Write out the records again, switching "x-tick-label" to "x-axis-tick" and leaving everything else unchanged.

[Layout records]:
• • • •

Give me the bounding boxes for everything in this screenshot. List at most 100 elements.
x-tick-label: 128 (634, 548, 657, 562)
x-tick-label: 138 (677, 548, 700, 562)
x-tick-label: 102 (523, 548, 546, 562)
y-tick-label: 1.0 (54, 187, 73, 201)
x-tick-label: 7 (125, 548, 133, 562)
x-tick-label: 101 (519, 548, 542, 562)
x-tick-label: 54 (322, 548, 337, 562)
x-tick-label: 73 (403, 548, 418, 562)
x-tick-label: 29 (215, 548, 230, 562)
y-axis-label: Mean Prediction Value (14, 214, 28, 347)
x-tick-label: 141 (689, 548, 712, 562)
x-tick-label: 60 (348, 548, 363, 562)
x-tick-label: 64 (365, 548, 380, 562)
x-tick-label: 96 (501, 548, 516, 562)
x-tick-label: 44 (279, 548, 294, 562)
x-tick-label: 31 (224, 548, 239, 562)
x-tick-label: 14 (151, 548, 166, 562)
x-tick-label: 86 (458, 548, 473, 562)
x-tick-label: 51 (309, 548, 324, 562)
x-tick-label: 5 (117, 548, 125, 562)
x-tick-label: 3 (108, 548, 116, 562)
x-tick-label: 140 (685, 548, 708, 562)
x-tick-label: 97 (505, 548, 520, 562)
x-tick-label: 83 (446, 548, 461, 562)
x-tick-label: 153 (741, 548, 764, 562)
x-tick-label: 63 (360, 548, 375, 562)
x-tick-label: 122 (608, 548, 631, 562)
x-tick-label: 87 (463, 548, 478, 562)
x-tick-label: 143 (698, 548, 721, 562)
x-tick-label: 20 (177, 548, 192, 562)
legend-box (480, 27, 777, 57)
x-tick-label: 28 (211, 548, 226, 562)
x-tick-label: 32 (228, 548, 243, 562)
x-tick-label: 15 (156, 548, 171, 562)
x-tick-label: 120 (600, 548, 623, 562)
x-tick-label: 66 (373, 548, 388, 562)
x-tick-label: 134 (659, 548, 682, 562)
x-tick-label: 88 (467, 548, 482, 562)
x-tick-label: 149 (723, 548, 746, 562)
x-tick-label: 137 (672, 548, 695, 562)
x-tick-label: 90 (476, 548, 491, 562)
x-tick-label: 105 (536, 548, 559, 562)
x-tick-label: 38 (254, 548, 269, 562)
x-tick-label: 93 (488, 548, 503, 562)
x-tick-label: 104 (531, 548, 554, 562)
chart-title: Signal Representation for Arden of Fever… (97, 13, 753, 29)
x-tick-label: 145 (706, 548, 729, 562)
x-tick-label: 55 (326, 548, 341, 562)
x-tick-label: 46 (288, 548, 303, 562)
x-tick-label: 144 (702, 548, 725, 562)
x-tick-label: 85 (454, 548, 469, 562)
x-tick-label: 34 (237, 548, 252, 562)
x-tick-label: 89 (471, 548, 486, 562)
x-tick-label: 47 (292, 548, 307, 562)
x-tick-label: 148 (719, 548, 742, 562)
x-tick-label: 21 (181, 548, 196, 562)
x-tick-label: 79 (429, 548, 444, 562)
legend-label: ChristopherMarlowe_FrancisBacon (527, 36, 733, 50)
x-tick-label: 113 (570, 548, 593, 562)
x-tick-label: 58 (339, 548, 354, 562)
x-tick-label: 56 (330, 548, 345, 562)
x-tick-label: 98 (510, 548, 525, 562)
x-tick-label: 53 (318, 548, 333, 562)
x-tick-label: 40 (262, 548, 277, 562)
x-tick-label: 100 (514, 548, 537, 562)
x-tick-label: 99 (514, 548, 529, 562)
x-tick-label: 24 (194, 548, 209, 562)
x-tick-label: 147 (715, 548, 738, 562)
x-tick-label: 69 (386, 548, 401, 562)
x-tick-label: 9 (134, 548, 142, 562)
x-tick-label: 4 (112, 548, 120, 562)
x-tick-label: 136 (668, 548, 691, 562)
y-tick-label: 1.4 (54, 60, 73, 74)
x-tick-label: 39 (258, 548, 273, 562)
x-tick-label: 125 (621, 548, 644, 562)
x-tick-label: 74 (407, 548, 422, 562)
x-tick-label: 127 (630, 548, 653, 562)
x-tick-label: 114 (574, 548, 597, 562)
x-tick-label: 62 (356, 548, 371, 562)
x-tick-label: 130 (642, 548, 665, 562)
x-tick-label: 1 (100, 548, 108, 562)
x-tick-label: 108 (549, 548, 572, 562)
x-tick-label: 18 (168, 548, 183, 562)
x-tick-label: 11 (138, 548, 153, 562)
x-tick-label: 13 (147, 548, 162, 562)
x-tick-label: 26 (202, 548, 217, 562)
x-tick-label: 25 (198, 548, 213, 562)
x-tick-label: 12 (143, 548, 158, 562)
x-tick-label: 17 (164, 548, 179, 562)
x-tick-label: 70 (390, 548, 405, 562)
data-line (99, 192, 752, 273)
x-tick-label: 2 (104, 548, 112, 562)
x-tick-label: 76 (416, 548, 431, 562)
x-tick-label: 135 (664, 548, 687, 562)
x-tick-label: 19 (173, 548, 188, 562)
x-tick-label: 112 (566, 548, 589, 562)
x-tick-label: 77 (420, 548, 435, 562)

• • • •

[IN RESPONSE]:
Give me the bounding boxes for everything in this screenshot. List at most 100 elements.
x-axis-tick: 128 (634, 548, 657, 562)
x-axis-tick: 138 (677, 548, 700, 562)
x-axis-tick: 102 (523, 548, 546, 562)
y-tick-label: 1.0 (54, 187, 73, 201)
x-axis-tick: 7 (125, 548, 133, 562)
x-axis-tick: 101 (519, 548, 542, 562)
x-axis-tick: 54 (322, 548, 337, 562)
x-axis-tick: 73 (403, 548, 418, 562)
x-axis-tick: 29 (215, 548, 230, 562)
y-axis-label: Mean Prediction Value (14, 214, 28, 347)
x-axis-tick: 141 (689, 548, 712, 562)
x-axis-tick: 60 (348, 548, 363, 562)
x-axis-tick: 64 (365, 548, 380, 562)
x-axis-tick: 96 (501, 548, 516, 562)
x-axis-tick: 44 (279, 548, 294, 562)
x-axis-tick: 31 (224, 548, 239, 562)
x-axis-tick: 14 (151, 548, 166, 562)
x-axis-tick: 86 (458, 548, 473, 562)
x-axis-tick: 51 (309, 548, 324, 562)
x-axis-tick: 5 (117, 548, 125, 562)
x-axis-tick: 3 (108, 548, 116, 562)
x-axis-tick: 140 (685, 548, 708, 562)
x-axis-tick: 97 (505, 548, 520, 562)
x-axis-tick: 83 (446, 548, 461, 562)
x-axis-tick: 153 (741, 548, 764, 562)
x-axis-tick: 63 (360, 548, 375, 562)
x-axis-tick: 122 (608, 548, 631, 562)
x-axis-tick: 87 (463, 548, 478, 562)
x-axis-tick: 143 (698, 548, 721, 562)
x-axis-tick: 20 (177, 548, 192, 562)
legend-box (480, 27, 777, 57)
x-axis-tick: 28 (211, 548, 226, 562)
x-axis-tick: 32 (228, 548, 243, 562)
x-axis-tick: 15 (156, 548, 171, 562)
x-axis-tick: 120 (600, 548, 623, 562)
x-axis-tick: 66 (373, 548, 388, 562)
x-axis-tick: 134 (659, 548, 682, 562)
x-axis-tick: 88 (467, 548, 482, 562)
x-axis-tick: 149 (723, 548, 746, 562)
x-axis-tick: 137 (672, 548, 695, 562)
x-axis-tick: 90 (476, 548, 491, 562)
x-axis-tick: 105 (536, 548, 559, 562)
x-axis-tick: 38 (254, 548, 269, 562)
x-axis-tick: 93 (488, 548, 503, 562)
x-axis-tick: 104 (531, 548, 554, 562)
chart-title: Signal Representation for Arden of Fever… (97, 13, 753, 29)
x-axis-tick: 145 (706, 548, 729, 562)
x-axis-tick: 55 (326, 548, 341, 562)
x-axis-tick: 46 (288, 548, 303, 562)
x-axis-tick: 144 (702, 548, 725, 562)
x-axis-tick: 85 (454, 548, 469, 562)
x-axis-tick: 34 (237, 548, 252, 562)
x-axis-tick: 89 (471, 548, 486, 562)
x-axis-tick: 47 (292, 548, 307, 562)
x-axis-tick: 148 (719, 548, 742, 562)
x-axis-tick: 21 (181, 548, 196, 562)
x-axis-tick: 79 (429, 548, 444, 562)
legend-label: ChristopherMarlowe_FrancisBacon (527, 36, 733, 50)
x-axis-tick: 113 (570, 548, 593, 562)
x-axis-tick: 58 (339, 548, 354, 562)
x-axis-tick: 56 (330, 548, 345, 562)
x-axis-tick: 98 (510, 548, 525, 562)
x-axis-tick: 53 (318, 548, 333, 562)
x-axis-tick: 40 (262, 548, 277, 562)
x-axis-tick: 100 (514, 548, 537, 562)
x-axis-tick: 99 (514, 548, 529, 562)
x-axis-tick: 24 (194, 548, 209, 562)
x-axis-tick: 147 (715, 548, 738, 562)
x-axis-tick: 69 (386, 548, 401, 562)
x-axis-tick: 9 (134, 548, 142, 562)
x-axis-tick: 4 (112, 548, 120, 562)
x-axis-tick: 136 (668, 548, 691, 562)
y-tick-label: 1.4 (54, 60, 73, 74)
x-axis-tick: 39 (258, 548, 273, 562)
x-axis-tick: 125 (621, 548, 644, 562)
x-axis-tick: 74 (407, 548, 422, 562)
x-axis-tick: 127 (630, 548, 653, 562)
x-axis-tick: 114 (574, 548, 597, 562)
x-axis-tick: 62 (356, 548, 371, 562)
x-axis-tick: 130 (642, 548, 665, 562)
x-axis-tick: 1 (100, 548, 108, 562)
x-axis-tick: 108 (549, 548, 572, 562)
x-axis-tick: 18 (168, 548, 183, 562)
x-axis-tick: 11 (138, 548, 153, 562)
x-axis-tick: 13 (147, 548, 162, 562)
x-axis-tick: 26 (202, 548, 217, 562)
x-axis-tick: 25 (198, 548, 213, 562)
x-axis-tick: 12 (143, 548, 158, 562)
x-axis-tick: 17 (164, 548, 179, 562)
x-axis-tick: 70 (390, 548, 405, 562)
data-line (99, 192, 752, 273)
x-axis-tick: 2 (104, 548, 112, 562)
x-axis-tick: 76 (416, 548, 431, 562)
x-axis-tick: 135 (664, 548, 687, 562)
x-axis-tick: 19 (173, 548, 188, 562)
x-axis-tick: 112 (566, 548, 589, 562)
x-axis-tick: 77 (420, 548, 435, 562)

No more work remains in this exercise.